§ Text excerpt:
* * * *

Note: Due to current travel advisories affecting the Puerto Vallarta region, we are keeping this beloved destination in our thoughts and hoping for a swift return to peace, so that we — and you — may once again enjoy all that makes it so special.

If you know us, you know we love to travel, and as we’ve had kids, we’ve started a tradition of favoring “the gift of travel” over endless holiday presents. It’s been great. The kids learn to expect 2 or 3 special, small gifts instead of a mountain of plastic, and we all benefit from a week of travel, exploration, discovery, and together-time during the winter holiday.

To Stay:

This year, we planned the trip around our house rental - an incredible home in San Pancho, Mexico, in Riviera Nayarit. Kathryn is our resident-travel-agent and discovered CasitaMX, an inspiring house rental resource for design-forward properties all over Mexico. We travel with grandparents, in-laws, and siblings, and so needed a place to fit 3 generations.

Our incredible home in San Pancho, Mexico, a laidback surf town about 15 mins north of the more touristy, party town of Sayulita. A lot of people note that “San Pancho reminds them of Sayulita 20 years ago”. 

We flew into Puerto Vallarta, rented cars (a necessity for exploring), and drove the hour north up the coast to San Pancho. Keep your eyes open along the drive, you can spot whales in the ocean - especially in December/January during migration season. 

To Do:

San Pancho (also known as “San Francisco”) is a small (population 3,000) gem of a town. Surfers and yogis abound (there seems to be a yoga or massage studio on every block) and life revolves around the beach and fresh local cuisine. We loved exploring the local shops and ice cream shops and would 100% return. A lot of people scoot around on bikes or golf carts - our house was about a mile or two from the main street and I can totally see our kids golf carting to and from in a few years!

We spent plenty of time at our gorgeous pool overlooking the ocean; whale watching (of which we saw many) was our favorite afternoon pastime, but we also ventured down the steep cliff to the beach below our rental house as well as into the more touristy beach in town “Playa San Pancho.” There you can take surf lessons, rent chairs, and there is no shortage of vendors selling fresh margaritas, mojitos, and more.

* * * *

[Entries from a dataset]
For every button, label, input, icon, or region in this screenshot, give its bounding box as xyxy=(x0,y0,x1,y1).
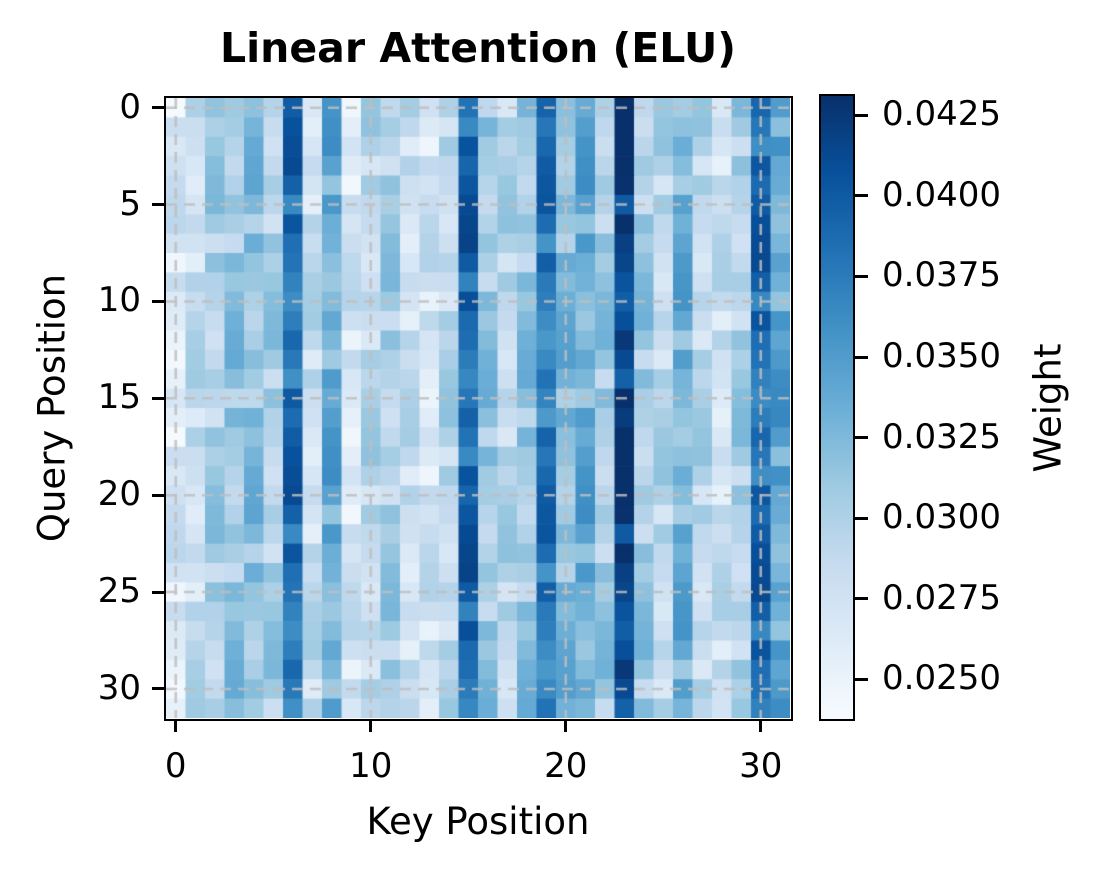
y-tick-label: 10 xyxy=(97,280,141,321)
y-tick-mark xyxy=(152,687,166,691)
chart-title: Linear Attention (ELU) xyxy=(220,24,736,72)
colorbar-tick-mark xyxy=(855,355,868,359)
colorbar-tick-mark xyxy=(855,194,868,198)
colorbar-tick-label: 0.0350 xyxy=(882,336,1001,377)
x-tick-label: 10 xyxy=(349,746,393,786)
y-tick-label: 30 xyxy=(97,668,141,709)
colorbar-tick-label: 0.0250 xyxy=(882,658,1001,699)
x-tick-label: 30 xyxy=(739,746,783,786)
colorbar-tick-mark xyxy=(855,274,868,278)
y-tick-mark xyxy=(152,493,166,497)
y-tick-mark xyxy=(152,106,166,110)
y-tick-label: 5 xyxy=(119,183,141,224)
y-tick-label: 25 xyxy=(97,571,141,612)
y-tick-label: 0 xyxy=(119,86,141,127)
colorbar-tick-label: 0.0325 xyxy=(882,416,1001,457)
y-tick-mark xyxy=(152,203,166,207)
colorbar-tick-label: 0.0400 xyxy=(882,175,1001,216)
y-tick-label: 15 xyxy=(97,377,141,418)
colorbar-tick-mark xyxy=(855,677,868,681)
colorbar-tick-label: 0.0300 xyxy=(882,497,1001,538)
colorbar-tick-label: 0.0425 xyxy=(882,94,1001,135)
y-tick-mark xyxy=(152,396,166,400)
heatmap-canvas xyxy=(166,98,790,718)
colorbar-tick-label: 0.0375 xyxy=(882,255,1001,296)
x-tick-label: 20 xyxy=(544,746,588,786)
colorbar-tick-mark xyxy=(855,113,868,117)
x-tick-mark xyxy=(759,720,763,732)
y-axis-label: Query Position xyxy=(30,273,74,543)
colorbar-tick-mark xyxy=(855,516,868,520)
y-tick-mark xyxy=(152,590,166,594)
y-tick-label: 20 xyxy=(97,474,141,515)
colorbar-tick-label: 0.0275 xyxy=(882,577,1001,618)
colorbar xyxy=(818,93,855,721)
x-axis-label: Key Position xyxy=(366,800,590,843)
y-tick-mark xyxy=(152,299,166,303)
x-tick-label: 0 xyxy=(164,746,187,786)
colorbar-label: Weight xyxy=(1026,343,1070,473)
x-tick-mark xyxy=(174,720,178,732)
colorbar-tick-mark xyxy=(855,436,868,440)
colorbar-tick-mark xyxy=(855,597,868,601)
x-tick-mark xyxy=(369,720,373,732)
x-tick-mark xyxy=(564,720,568,732)
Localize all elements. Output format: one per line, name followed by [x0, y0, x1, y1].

* * * *

§ Job:
What population does the San Pancho travel excerpt give for the town? The entries aren't needed for this.

§ Answer for this exercise:
3,000